(PROBLEM REQUIREMENTS):
Set down the material below in full, matching it exactly.

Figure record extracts
● ● ● ● ●

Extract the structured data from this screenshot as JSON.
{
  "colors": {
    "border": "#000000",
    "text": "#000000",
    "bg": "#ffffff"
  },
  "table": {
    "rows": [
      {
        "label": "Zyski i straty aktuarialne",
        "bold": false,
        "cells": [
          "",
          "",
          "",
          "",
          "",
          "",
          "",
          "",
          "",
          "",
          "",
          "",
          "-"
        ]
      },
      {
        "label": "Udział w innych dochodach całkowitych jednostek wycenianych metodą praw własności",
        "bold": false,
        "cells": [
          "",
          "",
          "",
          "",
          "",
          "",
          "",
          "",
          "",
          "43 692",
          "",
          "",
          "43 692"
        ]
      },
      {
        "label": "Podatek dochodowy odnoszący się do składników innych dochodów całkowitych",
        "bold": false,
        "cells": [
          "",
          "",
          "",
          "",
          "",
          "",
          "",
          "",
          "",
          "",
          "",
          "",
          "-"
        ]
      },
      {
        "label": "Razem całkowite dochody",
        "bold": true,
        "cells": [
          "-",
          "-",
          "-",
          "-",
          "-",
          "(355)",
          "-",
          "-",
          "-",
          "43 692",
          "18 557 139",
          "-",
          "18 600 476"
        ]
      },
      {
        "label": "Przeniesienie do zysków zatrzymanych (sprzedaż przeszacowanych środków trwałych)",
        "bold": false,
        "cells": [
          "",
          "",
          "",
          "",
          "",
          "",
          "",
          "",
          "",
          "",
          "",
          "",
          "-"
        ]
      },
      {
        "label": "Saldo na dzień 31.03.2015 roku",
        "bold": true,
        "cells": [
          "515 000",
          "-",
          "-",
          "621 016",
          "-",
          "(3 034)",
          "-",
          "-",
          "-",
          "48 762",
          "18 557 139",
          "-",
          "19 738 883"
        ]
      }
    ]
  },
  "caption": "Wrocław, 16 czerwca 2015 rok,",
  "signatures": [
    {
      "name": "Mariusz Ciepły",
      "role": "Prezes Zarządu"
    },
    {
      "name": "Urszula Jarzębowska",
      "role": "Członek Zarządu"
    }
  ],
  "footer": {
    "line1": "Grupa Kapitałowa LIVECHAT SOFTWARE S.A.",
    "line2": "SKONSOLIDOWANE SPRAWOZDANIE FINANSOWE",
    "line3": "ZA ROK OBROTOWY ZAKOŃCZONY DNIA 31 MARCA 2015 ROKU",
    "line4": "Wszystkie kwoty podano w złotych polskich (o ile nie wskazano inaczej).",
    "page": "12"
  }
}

● ● ● ● ●

(TASK SOLUTION):
Extract the structured data from this screenshot as JSON.
{
  "colors": {
    "border": "#000000",
    "text": "#000000",
    "bg": "#ffffff"
  },
  "table": {
    "rows": [
      {
        "label": "Zyski i straty aktuarialne",
        "bold": false,
        "cells": [
          "",
          "",
          "",
          "",
          "",
          "",
          "",
          "",
          "",
          "",
          "",
          "",
          "-"
        ]
      },
      {
        "label": "Udział w innych dochodach całkowitych jednostek wycenianych metodą praw własności",
        "bold": false,
        "cells": [
          "",
          "",
          "",
          "",
          "",
          "",
          "",
          "",
          "",
          "43 692",
          "",
          "",
          "43 692"
        ]
      },
      {
        "label": "Podatek dochodowy odnoszący się do składników innych dochodów całkowitych",
        "bold": false,
        "cells": [
          "",
          "",
          "",
          "",
          "",
          "",
          "",
          "",
          "",
          "",
          "",
          "",
          "-"
        ]
      },
      {
        "label": "Razem całkowite dochody",
        "bold": true,
        "cells": [
          "-",
          "-",
          "-",
          "-",
          "-",
          "(355)",
          "-",
          "-",
          "-",
          "43 692",
          "18 557 139",
          "-",
          "18 600 476"
        ]
      },
      {
        "label": "Przeniesienie do zysków zatrzymanych (sprzedaż przeszacowanych środków trwałych)",
        "bold": false,
        "cells": [
          "",
          "",
          "",
          "",
          "",
          "",
          "",
          "",
          "",
          "",
          "",
          "",
          "-"
        ]
      },
      {
        "label": "Saldo na dzień 31.03.2015 roku",
        "bold": true,
        "cells": [
          "515 000",
          "-",
          "-",
          "621 016",
          "-",
          "(3 034)",
          "-",
          "-",
          "-",
          "48 762",
          "18 557 139",
          "-",
          "19 738 883"
        ]
      }
    ]
  },
  "caption": "Wrocław, 16 czerwca 2015 rok,",
  "signatures": [
    {
      "name": "Mariusz Ciepły",
      "role": "Prezes Zarządu"
    },
    {
      "name": "Urszula Jarzębowska",
      "role": "Członek Zarządu"
    }
  ],
  "footer": {
    "line1": "Grupa Kapitałowa LIVECHAT SOFTWARE S.A.",
    "line2": "SKONSOLIDOWANE SPRAWOZDANIE FINANSOWE",
    "line3": "ZA ROK OBROTOWY ZAKOŃCZONY DNIA 31 MARCA 2015 ROKU",
    "line4": "Wszystkie kwoty podano w złotych polskich (o ile nie wskazano inaczej).",
    "page": "12"
  }
}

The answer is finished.